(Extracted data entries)
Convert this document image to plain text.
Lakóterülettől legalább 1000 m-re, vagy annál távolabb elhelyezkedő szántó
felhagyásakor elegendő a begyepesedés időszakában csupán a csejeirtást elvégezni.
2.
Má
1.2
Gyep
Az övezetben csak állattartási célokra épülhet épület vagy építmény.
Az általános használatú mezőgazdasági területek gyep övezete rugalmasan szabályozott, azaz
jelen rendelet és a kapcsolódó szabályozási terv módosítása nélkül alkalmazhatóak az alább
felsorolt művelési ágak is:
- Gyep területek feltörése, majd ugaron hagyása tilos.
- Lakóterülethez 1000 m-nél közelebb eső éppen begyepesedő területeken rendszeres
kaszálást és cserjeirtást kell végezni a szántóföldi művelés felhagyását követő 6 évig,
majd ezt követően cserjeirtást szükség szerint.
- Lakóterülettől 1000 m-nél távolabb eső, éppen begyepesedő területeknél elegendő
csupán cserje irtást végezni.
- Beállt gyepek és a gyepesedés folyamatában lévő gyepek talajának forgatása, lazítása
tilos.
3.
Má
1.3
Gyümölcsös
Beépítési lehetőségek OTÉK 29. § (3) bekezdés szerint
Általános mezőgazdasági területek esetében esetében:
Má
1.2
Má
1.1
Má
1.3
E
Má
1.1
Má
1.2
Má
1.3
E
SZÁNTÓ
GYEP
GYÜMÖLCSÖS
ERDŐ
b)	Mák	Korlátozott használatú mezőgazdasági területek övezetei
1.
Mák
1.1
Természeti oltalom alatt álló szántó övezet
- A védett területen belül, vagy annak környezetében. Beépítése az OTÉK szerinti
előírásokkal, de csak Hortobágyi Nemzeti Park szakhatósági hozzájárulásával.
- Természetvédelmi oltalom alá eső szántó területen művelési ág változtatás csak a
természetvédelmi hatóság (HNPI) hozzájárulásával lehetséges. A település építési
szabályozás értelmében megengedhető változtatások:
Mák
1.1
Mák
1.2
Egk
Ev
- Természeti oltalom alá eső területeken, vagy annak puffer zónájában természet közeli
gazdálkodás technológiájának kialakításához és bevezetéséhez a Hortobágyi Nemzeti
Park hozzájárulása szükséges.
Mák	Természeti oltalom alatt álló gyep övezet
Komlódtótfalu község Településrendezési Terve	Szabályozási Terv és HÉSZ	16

Task details:
Pick out every line above that contains the word "majd" and copy it.

Reply:
- Gyep területek feltörése, majd ugaron hagyása tilos.
majd ezt követően cserjeirtást szükség szerint.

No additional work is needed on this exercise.